▸ **Exercise objective**: Copy every entry exactly.

▸ **Raw data**:
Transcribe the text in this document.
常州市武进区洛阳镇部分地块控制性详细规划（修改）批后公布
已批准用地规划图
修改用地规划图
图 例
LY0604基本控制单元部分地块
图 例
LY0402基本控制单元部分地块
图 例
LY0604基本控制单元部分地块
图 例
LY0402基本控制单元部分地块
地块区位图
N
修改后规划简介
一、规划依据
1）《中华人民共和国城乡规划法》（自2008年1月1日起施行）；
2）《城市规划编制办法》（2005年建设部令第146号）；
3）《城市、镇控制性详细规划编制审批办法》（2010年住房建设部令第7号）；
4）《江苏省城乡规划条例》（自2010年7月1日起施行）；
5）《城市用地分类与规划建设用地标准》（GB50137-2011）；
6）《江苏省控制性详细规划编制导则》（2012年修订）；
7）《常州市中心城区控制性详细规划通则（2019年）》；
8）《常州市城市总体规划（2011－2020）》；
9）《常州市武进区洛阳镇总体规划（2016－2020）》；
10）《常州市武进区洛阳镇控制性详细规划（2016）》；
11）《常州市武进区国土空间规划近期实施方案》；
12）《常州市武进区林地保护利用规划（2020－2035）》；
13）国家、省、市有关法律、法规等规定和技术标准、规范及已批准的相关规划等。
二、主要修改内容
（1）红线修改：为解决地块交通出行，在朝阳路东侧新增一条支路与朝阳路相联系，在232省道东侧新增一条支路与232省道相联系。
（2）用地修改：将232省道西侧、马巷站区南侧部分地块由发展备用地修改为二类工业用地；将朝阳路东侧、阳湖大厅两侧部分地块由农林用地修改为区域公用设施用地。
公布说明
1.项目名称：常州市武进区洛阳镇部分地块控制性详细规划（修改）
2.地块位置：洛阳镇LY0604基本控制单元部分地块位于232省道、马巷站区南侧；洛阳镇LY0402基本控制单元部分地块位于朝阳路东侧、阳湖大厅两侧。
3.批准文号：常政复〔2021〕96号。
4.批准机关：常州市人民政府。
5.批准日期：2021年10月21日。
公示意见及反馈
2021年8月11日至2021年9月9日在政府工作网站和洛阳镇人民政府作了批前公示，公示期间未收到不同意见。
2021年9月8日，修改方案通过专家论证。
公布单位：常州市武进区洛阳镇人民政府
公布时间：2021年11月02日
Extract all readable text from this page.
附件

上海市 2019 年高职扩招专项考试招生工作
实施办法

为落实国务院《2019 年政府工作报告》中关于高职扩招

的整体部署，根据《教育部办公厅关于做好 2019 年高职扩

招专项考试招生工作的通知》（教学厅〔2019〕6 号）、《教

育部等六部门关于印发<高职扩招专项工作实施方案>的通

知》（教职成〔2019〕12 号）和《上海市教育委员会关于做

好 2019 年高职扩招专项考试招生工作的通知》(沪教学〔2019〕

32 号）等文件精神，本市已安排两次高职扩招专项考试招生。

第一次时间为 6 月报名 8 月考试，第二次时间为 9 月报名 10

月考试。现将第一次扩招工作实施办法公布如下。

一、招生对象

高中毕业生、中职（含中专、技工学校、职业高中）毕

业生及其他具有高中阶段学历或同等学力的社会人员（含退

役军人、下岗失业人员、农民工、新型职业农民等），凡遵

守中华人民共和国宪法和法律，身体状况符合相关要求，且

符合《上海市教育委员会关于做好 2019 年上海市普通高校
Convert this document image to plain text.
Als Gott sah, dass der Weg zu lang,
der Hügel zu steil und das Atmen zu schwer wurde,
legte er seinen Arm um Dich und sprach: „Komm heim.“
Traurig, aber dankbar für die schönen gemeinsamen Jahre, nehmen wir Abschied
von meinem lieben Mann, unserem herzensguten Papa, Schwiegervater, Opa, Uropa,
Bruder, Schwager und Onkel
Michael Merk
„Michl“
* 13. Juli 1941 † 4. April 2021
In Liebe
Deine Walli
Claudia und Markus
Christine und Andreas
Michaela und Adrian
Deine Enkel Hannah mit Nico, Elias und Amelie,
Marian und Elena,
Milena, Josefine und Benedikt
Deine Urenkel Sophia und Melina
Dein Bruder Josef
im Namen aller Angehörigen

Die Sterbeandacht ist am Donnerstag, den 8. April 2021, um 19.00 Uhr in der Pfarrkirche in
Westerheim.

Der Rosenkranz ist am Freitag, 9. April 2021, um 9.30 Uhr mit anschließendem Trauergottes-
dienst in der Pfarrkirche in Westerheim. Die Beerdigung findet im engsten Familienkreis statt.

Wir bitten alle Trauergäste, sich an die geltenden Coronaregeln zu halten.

▸ **Solved problem**:
Transcribe the text in this document.
常州市武进区洛阳镇部分地块控制性详细规划（修改）批后公布
已批准用地规划图
修改用地规划图
图 例
LY0604基本控制单元部分地块
图 例
LY0402基本控制单元部分地块
图 例
LY0604基本控制单元部分地块
图 例
LY0402基本控制单元部分地块
地块区位图
N
修改后规划简介
一、规划依据
1）《中华人民共和国城乡规划法》（自2008年1月1日起施行）；
2）《城市规划编制办法》（2005年建设部令第146号）；
3）《城市、镇控制性详细规划编制审批办法》（2010年住房建设部令第7号）；
4）《江苏省城乡规划条例》（自2010年7月1日起施行）；
5）《城市用地分类与规划建设用地标准》（GB50137-2011）；
6）《江苏省控制性详细规划编制导则》（2012年修订）；
7）《常州市中心城区控制性详细规划通则（2019年）》；
8）《常州市城市总体规划（2011－2020）》；
9）《常州市武进区洛阳镇总体规划（2016－2020）》；
10）《常州市武进区洛阳镇控制性详细规划（2016）》；
11）《常州市武进区国土空间规划近期实施方案》；
12）《常州市武进区林地保护利用规划（2020－2035）》；
13）国家、省、市有关法律、法规等规定和技术标准、规范及已批准的相关规划等。
二、主要修改内容
（1）红线修改：为解决地块交通出行，在朝阳路东侧新增一条支路与朝阳路相联系，在232省道东侧新增一条支路与232省道相联系。
（2）用地修改：将232省道西侧、马巷站区南侧部分地块由发展备用地修改为二类工业用地；将朝阳路东侧、阳湖大厅两侧部分地块由农林用地修改为区域公用设施用地。
公布说明
1.项目名称：常州市武进区洛阳镇部分地块控制性详细规划（修改）
2.地块位置：洛阳镇LY0604基本控制单元部分地块位于232省道、马巷站区南侧；洛阳镇LY0402基本控制单元部分地块位于朝阳路东侧、阳湖大厅两侧。
3.批准文号：常政复〔2021〕96号。
4.批准机关：常州市人民政府。
5.批准日期：2021年10月21日。
公示意见及反馈
2021年8月11日至2021年9月9日在政府工作网站和洛阳镇人民政府作了批前公示，公示期间未收到不同意见。
2021年9月8日，修改方案通过专家论证。
公布单位：常州市武进区洛阳镇人民政府
公布时间：2021年11月02日
Extract all readable text from this page.
附件

上海市 2019 年高职扩招专项考试招生工作
实施办法

为落实国务院《2019 年政府工作报告》中关于高职扩招

的整体部署，根据《教育部办公厅关于做好 2019 年高职扩

招专项考试招生工作的通知》（教学厅〔2019〕6 号）、《教

育部等六部门关于印发<高职扩招专项工作实施方案>的通

知》（教职成〔2019〕12 号）和《上海市教育委员会关于做

好 2019 年高职扩招专项考试招生工作的通知》(沪教学〔2019〕

32 号）等文件精神，本市已安排两次高职扩招专项考试招生。

第一次时间为 6 月报名 8 月考试，第二次时间为 9 月报名 10

月考试。现将第一次扩招工作实施办法公布如下。

一、招生对象

高中毕业生、中职（含中专、技工学校、职业高中）毕

业生及其他具有高中阶段学历或同等学力的社会人员（含退

役军人、下岗失业人员、农民工、新型职业农民等），凡遵

守中华人民共和国宪法和法律，身体状况符合相关要求，且

符合《上海市教育委员会关于做好 2019 年上海市普通高校
Convert this document image to plain text.
Als Gott sah, dass der Weg zu lang,
der Hügel zu steil und das Atmen zu schwer wurde,
legte er seinen Arm um Dich und sprach: „Komm heim.“
Traurig, aber dankbar für die schönen gemeinsamen Jahre, nehmen wir Abschied
von meinem lieben Mann, unserem herzensguten Papa, Schwiegervater, Opa, Uropa,
Bruder, Schwager und Onkel
Michael Merk
„Michl“
* 13. Juli 1941 † 4. April 2021
In Liebe
Deine Walli
Claudia und Markus
Christine und Andreas
Michaela und Adrian
Deine Enkel Hannah mit Nico, Elias und Amelie,
Marian und Elena,
Milena, Josefine und Benedikt
Deine Urenkel Sophia und Melina
Dein Bruder Josef
im Namen aller Angehörigen

Die Sterbeandacht ist am Donnerstag, den 8. April 2021, um 19.00 Uhr in der Pfarrkirche in
Westerheim.

Der Rosenkranz ist am Freitag, 9. April 2021, um 9.30 Uhr mit anschließendem Trauergottes-
dienst in der Pfarrkirche in Westerheim. Die Beerdigung findet im engsten Familienkreis statt.

Wir bitten alle Trauergäste, sich an die geltenden Coronaregeln zu halten.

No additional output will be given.